_RECORDS FOR PROCESSING_

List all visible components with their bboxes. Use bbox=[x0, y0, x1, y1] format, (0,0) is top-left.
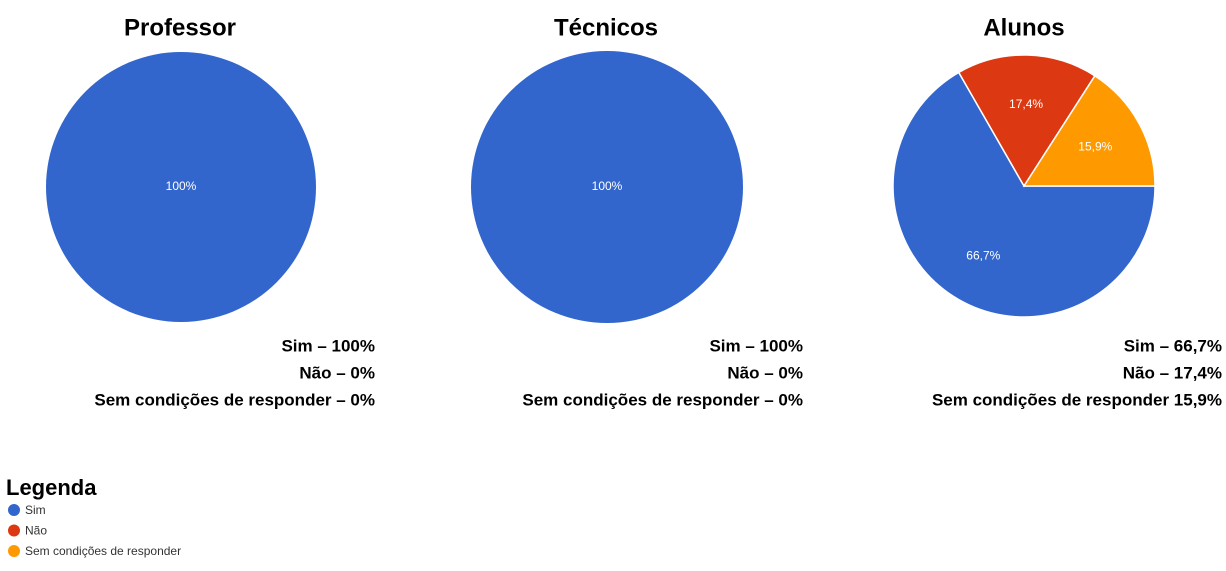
annotation: Sem condições de responder – 0% bbox=[522, 390, 803, 409]
pie-slice bbox=[471, 51, 743, 323]
slice-label: 66,7% bbox=[966, 248, 1000, 262]
annotation: Sim – 100% bbox=[709, 336, 803, 355]
legend-swatch bbox=[8, 545, 20, 557]
slice-label: 15,9% bbox=[1078, 139, 1112, 153]
pie-slice bbox=[892, 71, 1156, 318]
legend-swatch bbox=[8, 504, 20, 516]
annotation: Sem condições de responder 15,9% bbox=[932, 390, 1222, 409]
pie-chart: Alunos 66,7% 17,4% 15,9% Sim – 66,7% Não – 17… bbox=[892, 14, 1222, 409]
pie-slice bbox=[957, 54, 1096, 188]
legend-entry: Sem condições de responder bbox=[25, 544, 181, 558]
annotation: Não – 17,4% bbox=[1123, 363, 1222, 382]
pie-chart: Professor 100% Sim – 100% Não – 0% Sem condi… bbox=[46, 14, 375, 409]
legend-entry: Sim bbox=[25, 503, 46, 517]
pie-slice bbox=[46, 52, 316, 322]
legend-swatch bbox=[8, 524, 20, 537]
annotation: Sim – 66,7% bbox=[1124, 336, 1222, 355]
pie-chart: Técnicos 100% Sim – 100% Não – 0% Sem condiç… bbox=[471, 14, 803, 409]
annotation: Sim – 100% bbox=[281, 336, 375, 355]
legend-entry: Não bbox=[25, 524, 47, 538]
slice-label: 100% bbox=[166, 179, 197, 193]
annotation: Não – 0% bbox=[727, 363, 803, 382]
pie-slice bbox=[1022, 74, 1156, 187]
annotation: Sem condições de responder – 0% bbox=[94, 390, 375, 409]
slice-label: 17,4% bbox=[1009, 97, 1043, 111]
chart-title: Alunos bbox=[983, 14, 1064, 41]
chart-title: Técnicos bbox=[554, 14, 658, 41]
legend-title: Legenda bbox=[6, 475, 97, 500]
chart-title: Professor bbox=[124, 14, 236, 41]
annotation: Não – 0% bbox=[299, 363, 375, 382]
slice-label: 100% bbox=[592, 179, 623, 193]
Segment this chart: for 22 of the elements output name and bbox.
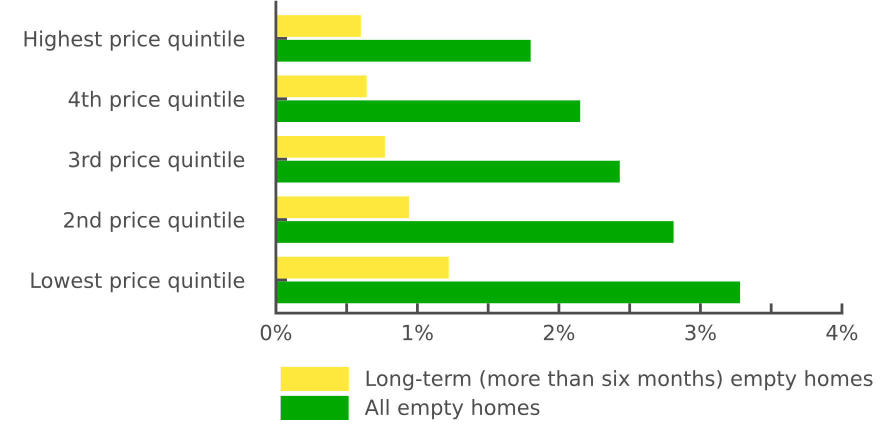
bar [276, 76, 366, 98]
y-tick-label: 3rd price quintile [69, 151, 244, 172]
x-tick-label: 2% [544, 324, 574, 340]
bar [276, 256, 449, 278]
y-tick-label: 4th price quintile [68, 90, 244, 112]
y-tick-label: Highest price quintile [24, 30, 244, 51]
x-tick-label: 0% [260, 324, 292, 340]
legend-label: Long-term (more than six months) empty homes [366, 370, 873, 390]
bar [276, 40, 531, 62]
y-tick-label: Lowest price quintile [31, 272, 244, 292]
bar [276, 196, 409, 218]
x-tick-label: 1% [403, 324, 433, 340]
x-tick-label: 3% [685, 324, 716, 340]
y-tick-label: 2nd price quintile [64, 212, 244, 232]
legend-label: All empty homes [364, 399, 540, 420]
bar [276, 136, 385, 158]
bar [276, 281, 740, 304]
bar [276, 100, 580, 122]
bar [276, 221, 674, 243]
x-tick-label: 4% [826, 324, 858, 340]
bar [276, 160, 620, 182]
bar [276, 15, 361, 37]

_DIRECTION_
Reproduce the lines of the listing between the line holding "bar [276, 76, 366, 98]" and the line holding "bar [276, 196, 409, 218]", inclusive.

_TASK RESULT_
bar [276, 76, 366, 98]
y-tick-label: 3rd price quintile [69, 151, 244, 172]
x-tick-label: 2% [544, 324, 574, 340]
bar [276, 256, 449, 278]
y-tick-label: 4th price quintile [68, 90, 244, 112]
y-tick-label: Highest price quintile [24, 30, 244, 51]
x-tick-label: 0% [260, 324, 292, 340]
legend-label: Long-term (more than six months) empty homes [366, 370, 873, 390]
bar [276, 40, 531, 62]
y-tick-label: Lowest price quintile [31, 272, 244, 292]
bar [276, 196, 409, 218]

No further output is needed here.